**Data section:**
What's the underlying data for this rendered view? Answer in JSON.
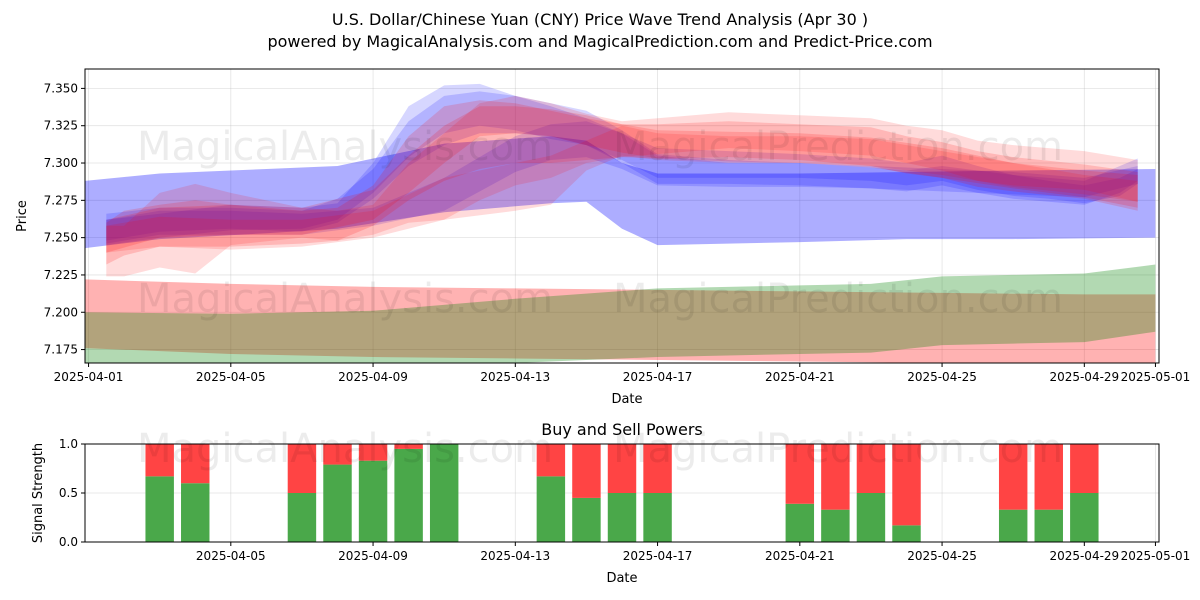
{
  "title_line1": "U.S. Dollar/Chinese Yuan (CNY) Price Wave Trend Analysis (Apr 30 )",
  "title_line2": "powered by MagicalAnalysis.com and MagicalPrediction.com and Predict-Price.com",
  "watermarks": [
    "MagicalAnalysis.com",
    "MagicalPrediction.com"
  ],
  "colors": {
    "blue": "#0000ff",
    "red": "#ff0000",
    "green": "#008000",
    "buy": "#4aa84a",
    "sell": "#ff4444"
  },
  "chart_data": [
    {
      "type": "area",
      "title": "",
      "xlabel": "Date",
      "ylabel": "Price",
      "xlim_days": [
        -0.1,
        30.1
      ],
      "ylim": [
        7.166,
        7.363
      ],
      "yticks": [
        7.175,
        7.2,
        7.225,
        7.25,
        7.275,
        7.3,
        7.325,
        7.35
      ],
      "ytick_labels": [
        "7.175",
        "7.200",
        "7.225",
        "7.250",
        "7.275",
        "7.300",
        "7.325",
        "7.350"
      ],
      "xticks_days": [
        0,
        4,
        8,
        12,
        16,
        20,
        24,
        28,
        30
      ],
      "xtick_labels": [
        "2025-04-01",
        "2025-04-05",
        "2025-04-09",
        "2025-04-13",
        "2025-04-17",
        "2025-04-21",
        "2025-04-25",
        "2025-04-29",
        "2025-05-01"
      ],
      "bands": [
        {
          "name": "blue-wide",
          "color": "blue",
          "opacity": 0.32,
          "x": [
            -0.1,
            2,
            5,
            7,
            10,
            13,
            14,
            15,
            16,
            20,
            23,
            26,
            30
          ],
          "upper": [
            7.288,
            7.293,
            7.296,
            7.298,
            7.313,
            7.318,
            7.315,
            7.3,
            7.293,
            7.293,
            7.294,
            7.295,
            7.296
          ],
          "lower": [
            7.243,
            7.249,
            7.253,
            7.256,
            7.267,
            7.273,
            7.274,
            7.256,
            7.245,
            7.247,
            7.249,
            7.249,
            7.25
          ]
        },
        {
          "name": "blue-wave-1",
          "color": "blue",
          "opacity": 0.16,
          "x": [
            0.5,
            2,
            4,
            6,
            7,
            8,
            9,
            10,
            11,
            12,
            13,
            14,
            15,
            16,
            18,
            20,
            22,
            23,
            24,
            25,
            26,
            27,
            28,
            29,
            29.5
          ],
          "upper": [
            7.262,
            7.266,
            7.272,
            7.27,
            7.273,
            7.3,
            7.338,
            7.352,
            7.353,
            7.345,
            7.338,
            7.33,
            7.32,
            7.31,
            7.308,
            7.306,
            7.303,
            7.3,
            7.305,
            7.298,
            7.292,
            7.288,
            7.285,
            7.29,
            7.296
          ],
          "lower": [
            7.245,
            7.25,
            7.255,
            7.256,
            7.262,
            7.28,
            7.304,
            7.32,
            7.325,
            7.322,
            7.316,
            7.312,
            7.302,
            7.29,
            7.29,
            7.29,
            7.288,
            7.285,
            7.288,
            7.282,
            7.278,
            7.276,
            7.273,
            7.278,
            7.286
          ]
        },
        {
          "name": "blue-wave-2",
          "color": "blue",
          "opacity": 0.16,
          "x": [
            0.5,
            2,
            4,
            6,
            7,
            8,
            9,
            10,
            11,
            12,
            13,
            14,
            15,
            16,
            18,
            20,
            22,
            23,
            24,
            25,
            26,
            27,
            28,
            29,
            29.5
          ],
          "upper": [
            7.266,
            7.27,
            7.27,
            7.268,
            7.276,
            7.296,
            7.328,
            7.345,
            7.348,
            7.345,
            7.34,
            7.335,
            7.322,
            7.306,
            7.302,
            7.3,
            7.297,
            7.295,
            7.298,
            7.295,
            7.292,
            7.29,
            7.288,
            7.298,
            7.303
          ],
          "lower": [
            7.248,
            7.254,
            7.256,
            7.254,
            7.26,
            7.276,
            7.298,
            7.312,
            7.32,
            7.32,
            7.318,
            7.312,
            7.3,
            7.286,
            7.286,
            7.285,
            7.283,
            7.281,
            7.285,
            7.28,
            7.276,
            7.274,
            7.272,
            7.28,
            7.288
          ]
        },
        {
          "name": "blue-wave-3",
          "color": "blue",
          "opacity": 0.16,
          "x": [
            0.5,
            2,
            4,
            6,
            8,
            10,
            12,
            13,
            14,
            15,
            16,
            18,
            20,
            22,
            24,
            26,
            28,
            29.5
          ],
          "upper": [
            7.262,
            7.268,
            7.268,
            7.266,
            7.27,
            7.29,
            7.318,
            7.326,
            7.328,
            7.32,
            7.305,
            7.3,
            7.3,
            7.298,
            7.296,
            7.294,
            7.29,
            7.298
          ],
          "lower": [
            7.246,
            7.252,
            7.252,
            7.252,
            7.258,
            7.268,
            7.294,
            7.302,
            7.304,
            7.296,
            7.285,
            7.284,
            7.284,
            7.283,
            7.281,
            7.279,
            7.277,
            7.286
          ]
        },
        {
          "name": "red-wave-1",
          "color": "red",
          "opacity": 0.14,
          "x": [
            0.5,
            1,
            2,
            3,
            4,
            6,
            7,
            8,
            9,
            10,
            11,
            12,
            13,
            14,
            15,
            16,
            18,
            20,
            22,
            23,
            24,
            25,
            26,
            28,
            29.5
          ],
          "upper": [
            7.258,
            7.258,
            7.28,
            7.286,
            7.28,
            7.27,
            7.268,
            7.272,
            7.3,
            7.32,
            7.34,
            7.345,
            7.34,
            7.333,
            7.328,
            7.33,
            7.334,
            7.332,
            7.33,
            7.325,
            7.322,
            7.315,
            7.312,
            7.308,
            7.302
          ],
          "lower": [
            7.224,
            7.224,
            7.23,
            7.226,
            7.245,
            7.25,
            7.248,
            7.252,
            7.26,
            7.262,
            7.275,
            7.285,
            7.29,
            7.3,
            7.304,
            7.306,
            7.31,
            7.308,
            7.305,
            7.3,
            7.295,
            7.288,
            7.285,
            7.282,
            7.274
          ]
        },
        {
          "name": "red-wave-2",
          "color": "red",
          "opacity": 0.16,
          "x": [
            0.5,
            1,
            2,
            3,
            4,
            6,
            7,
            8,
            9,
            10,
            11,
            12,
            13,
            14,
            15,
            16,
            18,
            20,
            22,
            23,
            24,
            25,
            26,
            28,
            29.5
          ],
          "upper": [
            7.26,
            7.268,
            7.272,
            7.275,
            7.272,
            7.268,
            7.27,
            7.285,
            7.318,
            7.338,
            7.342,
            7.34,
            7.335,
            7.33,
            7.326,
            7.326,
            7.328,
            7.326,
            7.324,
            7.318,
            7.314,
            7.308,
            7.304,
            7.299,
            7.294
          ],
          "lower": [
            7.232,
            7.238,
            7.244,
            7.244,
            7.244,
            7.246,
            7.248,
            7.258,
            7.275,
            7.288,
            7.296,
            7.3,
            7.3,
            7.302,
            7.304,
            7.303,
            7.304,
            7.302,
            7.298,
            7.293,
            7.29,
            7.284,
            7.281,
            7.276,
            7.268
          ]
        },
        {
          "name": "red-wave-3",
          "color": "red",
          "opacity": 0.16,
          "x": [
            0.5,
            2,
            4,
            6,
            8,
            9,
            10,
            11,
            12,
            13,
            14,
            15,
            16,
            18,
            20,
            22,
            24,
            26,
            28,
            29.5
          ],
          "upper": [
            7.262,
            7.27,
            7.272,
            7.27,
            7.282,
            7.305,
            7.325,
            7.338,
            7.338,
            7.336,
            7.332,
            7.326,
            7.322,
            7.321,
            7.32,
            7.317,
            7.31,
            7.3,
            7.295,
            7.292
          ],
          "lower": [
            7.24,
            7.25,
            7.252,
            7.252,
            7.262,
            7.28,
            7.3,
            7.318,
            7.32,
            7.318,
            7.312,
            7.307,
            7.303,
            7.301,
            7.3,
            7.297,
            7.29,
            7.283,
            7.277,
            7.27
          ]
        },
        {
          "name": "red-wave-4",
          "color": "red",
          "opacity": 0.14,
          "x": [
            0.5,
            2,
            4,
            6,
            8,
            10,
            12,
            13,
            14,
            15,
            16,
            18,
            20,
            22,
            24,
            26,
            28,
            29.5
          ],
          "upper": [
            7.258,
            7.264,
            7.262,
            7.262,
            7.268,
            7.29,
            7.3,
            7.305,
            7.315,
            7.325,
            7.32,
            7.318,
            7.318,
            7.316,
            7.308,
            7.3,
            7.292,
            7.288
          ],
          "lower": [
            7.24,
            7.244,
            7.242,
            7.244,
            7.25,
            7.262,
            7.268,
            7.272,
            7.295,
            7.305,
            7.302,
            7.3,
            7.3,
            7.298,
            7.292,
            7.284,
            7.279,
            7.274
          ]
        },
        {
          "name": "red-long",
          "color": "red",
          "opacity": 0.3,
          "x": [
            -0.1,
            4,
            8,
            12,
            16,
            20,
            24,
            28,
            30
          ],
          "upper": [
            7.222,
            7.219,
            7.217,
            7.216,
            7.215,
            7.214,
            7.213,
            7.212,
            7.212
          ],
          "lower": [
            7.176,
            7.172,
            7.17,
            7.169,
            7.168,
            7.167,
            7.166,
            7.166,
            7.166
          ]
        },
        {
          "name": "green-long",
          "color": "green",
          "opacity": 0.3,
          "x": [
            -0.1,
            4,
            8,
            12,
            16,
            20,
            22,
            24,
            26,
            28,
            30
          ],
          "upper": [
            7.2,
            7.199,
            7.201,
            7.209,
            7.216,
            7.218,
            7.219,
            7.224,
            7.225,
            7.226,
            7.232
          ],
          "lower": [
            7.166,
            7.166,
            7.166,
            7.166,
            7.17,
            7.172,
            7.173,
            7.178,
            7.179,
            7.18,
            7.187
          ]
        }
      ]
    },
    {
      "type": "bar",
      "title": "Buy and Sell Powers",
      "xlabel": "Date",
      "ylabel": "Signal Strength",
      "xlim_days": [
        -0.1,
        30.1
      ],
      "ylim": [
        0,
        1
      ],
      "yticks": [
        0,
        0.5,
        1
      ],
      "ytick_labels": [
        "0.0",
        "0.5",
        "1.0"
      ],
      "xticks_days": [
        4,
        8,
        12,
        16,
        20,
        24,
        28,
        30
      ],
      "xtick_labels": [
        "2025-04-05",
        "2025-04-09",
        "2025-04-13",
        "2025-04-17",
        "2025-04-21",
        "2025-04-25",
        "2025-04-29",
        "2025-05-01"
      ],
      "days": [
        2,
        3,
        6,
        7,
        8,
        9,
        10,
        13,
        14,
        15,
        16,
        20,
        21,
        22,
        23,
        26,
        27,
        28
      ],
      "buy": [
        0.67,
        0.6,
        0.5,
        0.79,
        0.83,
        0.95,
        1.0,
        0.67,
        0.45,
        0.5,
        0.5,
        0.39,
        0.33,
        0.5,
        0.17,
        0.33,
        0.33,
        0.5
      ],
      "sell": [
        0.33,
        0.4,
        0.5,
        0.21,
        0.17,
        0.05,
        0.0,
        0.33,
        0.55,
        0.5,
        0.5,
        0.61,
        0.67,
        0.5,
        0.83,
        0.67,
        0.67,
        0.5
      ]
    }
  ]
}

**Instructions to follow:** Copy every line above that includes the string "MagicalAnalysis".

**Solution to this problem:**
  "title_line2": "powered by MagicalAnalysis.com and MagicalPrediction.com and Predict-Price.com",
    "MagicalAnalysis.com",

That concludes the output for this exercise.